§ What is required: In the entries that follow, find the word "available" and report each line it is on.

§ Exercise data:
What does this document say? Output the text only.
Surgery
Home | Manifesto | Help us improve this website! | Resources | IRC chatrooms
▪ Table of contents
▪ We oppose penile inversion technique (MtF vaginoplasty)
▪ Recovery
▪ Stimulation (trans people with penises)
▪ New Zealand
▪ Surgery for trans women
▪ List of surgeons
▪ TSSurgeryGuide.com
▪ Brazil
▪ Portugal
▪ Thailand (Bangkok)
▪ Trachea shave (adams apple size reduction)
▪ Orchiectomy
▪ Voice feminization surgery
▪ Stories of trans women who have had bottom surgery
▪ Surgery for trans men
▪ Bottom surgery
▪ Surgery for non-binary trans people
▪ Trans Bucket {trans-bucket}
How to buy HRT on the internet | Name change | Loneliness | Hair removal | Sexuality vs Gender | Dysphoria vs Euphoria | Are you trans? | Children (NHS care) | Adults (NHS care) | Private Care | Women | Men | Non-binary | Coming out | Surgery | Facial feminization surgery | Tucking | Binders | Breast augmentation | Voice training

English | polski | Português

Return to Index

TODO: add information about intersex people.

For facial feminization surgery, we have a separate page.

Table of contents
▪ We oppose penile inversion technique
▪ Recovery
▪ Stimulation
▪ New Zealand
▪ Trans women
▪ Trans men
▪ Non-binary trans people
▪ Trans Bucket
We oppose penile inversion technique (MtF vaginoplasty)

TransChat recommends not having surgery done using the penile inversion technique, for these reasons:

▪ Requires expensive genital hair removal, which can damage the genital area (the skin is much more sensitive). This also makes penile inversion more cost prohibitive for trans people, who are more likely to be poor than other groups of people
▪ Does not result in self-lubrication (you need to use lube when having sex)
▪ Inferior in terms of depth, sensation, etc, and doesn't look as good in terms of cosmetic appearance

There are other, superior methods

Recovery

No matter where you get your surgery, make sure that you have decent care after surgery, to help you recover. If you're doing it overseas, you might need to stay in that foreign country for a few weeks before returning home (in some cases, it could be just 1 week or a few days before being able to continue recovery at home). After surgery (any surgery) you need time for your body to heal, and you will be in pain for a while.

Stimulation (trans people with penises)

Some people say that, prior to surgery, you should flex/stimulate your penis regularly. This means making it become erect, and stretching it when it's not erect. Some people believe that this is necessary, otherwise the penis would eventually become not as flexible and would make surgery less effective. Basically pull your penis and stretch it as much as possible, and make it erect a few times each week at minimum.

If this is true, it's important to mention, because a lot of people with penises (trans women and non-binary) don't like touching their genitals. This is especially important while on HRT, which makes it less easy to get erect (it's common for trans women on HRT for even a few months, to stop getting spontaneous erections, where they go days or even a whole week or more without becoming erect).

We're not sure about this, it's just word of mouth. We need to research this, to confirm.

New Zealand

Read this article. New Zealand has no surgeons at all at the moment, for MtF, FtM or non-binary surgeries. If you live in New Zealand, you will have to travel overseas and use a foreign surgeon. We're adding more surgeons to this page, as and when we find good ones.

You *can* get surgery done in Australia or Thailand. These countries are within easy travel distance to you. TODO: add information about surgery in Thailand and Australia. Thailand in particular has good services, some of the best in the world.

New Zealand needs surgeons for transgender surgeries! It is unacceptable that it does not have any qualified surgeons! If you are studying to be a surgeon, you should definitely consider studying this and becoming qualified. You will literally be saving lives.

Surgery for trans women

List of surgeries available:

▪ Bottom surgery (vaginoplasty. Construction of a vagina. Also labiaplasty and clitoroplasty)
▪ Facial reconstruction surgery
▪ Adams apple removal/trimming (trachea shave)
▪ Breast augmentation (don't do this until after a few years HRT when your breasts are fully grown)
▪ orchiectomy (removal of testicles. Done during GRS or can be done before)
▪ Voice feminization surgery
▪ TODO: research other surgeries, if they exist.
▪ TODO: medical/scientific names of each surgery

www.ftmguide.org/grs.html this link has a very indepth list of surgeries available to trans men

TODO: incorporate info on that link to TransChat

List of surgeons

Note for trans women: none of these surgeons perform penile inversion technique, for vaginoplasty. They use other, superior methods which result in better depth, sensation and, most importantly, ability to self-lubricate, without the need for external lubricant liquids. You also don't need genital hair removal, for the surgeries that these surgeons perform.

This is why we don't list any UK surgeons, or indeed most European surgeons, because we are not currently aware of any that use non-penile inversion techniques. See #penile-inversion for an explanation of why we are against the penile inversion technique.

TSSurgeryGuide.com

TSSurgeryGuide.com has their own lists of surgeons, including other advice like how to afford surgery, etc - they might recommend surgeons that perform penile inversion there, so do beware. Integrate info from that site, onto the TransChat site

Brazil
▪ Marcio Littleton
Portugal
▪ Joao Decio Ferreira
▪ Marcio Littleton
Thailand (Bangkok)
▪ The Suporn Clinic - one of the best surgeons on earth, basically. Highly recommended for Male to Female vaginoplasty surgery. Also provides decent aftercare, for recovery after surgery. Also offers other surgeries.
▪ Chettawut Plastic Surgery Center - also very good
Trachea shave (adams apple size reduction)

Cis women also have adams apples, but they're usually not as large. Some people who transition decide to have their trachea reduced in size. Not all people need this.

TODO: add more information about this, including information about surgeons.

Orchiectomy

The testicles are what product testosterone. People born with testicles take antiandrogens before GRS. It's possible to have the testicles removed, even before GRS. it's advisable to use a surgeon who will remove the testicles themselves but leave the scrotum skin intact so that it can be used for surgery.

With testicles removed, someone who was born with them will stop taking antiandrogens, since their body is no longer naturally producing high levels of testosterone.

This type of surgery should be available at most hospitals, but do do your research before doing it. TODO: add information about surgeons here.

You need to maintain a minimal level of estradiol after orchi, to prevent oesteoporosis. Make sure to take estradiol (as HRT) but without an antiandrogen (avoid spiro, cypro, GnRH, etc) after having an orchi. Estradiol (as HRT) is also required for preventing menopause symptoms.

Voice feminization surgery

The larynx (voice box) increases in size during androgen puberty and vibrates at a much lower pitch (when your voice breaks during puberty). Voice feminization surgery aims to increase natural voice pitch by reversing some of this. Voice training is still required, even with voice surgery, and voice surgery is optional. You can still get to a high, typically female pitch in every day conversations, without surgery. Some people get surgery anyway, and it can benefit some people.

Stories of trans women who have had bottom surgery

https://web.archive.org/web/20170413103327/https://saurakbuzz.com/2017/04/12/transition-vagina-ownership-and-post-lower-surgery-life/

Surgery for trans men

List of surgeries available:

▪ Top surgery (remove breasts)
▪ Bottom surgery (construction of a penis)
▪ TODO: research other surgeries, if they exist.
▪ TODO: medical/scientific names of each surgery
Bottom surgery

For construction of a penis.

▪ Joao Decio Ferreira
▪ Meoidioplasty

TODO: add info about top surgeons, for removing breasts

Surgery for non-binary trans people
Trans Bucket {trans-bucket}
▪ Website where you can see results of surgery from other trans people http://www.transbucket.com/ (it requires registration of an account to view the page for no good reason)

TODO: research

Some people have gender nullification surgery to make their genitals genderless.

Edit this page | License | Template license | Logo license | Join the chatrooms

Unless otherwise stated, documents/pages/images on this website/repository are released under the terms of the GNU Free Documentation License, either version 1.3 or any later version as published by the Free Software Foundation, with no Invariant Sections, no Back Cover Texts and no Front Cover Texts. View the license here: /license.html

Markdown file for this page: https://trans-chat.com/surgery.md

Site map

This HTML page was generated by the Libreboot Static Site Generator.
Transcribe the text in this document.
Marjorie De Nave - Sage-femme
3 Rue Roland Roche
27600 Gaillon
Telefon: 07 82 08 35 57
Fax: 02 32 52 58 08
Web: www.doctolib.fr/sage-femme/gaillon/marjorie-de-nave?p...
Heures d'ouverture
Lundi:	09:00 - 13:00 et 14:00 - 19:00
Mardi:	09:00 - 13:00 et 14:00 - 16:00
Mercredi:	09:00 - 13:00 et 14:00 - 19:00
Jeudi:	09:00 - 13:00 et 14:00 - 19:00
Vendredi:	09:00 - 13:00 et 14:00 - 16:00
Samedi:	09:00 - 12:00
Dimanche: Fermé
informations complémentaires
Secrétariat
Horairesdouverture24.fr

§ Result of the exercise:
List of surgeries available:
www.ftmguide.org/grs.html this link has a very indepth list of surgeries available to trans men
This type of surgery should be available at most hospitals, but do do your research before doing it. TODO: add information about surgeons here.
List of surgeries available:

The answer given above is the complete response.